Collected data
###
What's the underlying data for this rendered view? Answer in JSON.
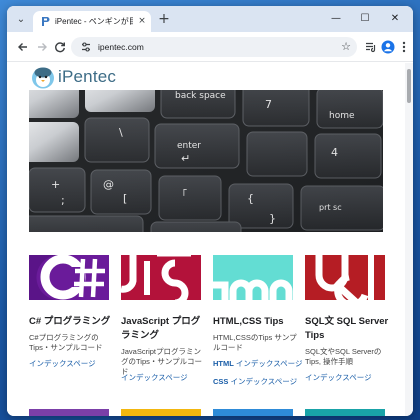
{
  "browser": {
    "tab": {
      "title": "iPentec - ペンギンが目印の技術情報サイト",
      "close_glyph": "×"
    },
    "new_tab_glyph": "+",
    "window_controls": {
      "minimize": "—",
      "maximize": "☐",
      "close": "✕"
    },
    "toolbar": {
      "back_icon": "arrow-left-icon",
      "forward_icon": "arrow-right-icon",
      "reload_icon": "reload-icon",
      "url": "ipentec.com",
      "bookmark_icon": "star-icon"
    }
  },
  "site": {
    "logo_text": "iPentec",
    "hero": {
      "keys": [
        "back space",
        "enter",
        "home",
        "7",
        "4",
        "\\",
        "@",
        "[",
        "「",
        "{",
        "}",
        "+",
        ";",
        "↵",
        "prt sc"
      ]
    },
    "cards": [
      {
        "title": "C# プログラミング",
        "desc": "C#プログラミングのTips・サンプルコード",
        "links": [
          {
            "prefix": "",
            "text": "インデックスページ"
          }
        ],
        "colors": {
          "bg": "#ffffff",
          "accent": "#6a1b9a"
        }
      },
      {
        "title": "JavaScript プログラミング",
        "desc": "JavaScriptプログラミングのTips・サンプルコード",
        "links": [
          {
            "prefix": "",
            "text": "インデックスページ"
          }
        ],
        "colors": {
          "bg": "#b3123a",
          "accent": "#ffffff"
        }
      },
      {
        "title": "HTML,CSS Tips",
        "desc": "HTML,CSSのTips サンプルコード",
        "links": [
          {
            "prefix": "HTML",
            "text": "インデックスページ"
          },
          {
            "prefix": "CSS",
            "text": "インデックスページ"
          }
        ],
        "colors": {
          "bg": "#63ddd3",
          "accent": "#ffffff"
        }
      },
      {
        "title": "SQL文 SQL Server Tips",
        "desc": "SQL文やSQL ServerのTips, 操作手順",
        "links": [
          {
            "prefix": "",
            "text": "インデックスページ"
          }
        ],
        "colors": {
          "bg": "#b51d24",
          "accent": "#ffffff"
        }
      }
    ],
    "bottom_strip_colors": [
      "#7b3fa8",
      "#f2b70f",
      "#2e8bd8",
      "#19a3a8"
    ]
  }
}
###
● **What the task requires**
Exclude the pictures and transcribe all of the entries exactly.

● **Correct answer**
What's the underlying data for this rendered view? Answer in JSON.
{
  "browser": {
    "tab": {
      "title": "iPentec - ペンギンが目印の技術情報サイト",
      "close_glyph": "×"
    },
    "new_tab_glyph": "+",
    "window_controls": {
      "minimize": "—",
      "maximize": "☐",
      "close": "✕"
    },
    "toolbar": {
      "back_icon": "arrow-left-icon",
      "forward_icon": "arrow-right-icon",
      "reload_icon": "reload-icon",
      "url": "ipentec.com",
      "bookmark_icon": "star-icon"
    }
  },
  "site": {
    "logo_text": "iPentec",
    "hero": {
      "keys": [
        "back space",
        "enter",
        "home",
        "7",
        "4",
        "\\",
        "@",
        "[",
        "「",
        "{",
        "}",
        "+",
        ";",
        "↵",
        "prt sc"
      ]
    },
    "cards": [
      {
        "title": "C# プログラミング",
        "desc": "C#プログラミングのTips・サンプルコード",
        "links": [
          {
            "prefix": "",
            "text": "インデックスページ"
          }
        ],
        "colors": {
          "bg": "#ffffff",
          "accent": "#6a1b9a"
        }
      },
      {
        "title": "JavaScript プログラミング",
        "desc": "JavaScriptプログラミングのTips・サンプルコード",
        "links": [
          {
            "prefix": "",
            "text": "インデックスページ"
          }
        ],
        "colors": {
          "bg": "#b3123a",
          "accent": "#ffffff"
        }
      },
      {
        "title": "HTML,CSS Tips",
        "desc": "HTML,CSSのTips サンプルコード",
        "links": [
          {
            "prefix": "HTML",
            "text": "インデックスページ"
          },
          {
            "prefix": "CSS",
            "text": "インデックスページ"
          }
        ],
        "colors": {
          "bg": "#63ddd3",
          "accent": "#ffffff"
        }
      },
      {
        "title": "SQL文 SQL Server Tips",
        "desc": "SQL文やSQL ServerのTips, 操作手順",
        "links": [
          {
            "prefix": "",
            "text": "インデックスページ"
          }
        ],
        "colors": {
          "bg": "#b51d24",
          "accent": "#ffffff"
        }
      }
    ],
    "bottom_strip_colors": [
      "#7b3fa8",
      "#f2b70f",
      "#2e8bd8",
      "#19a3a8"
    ]
  }
}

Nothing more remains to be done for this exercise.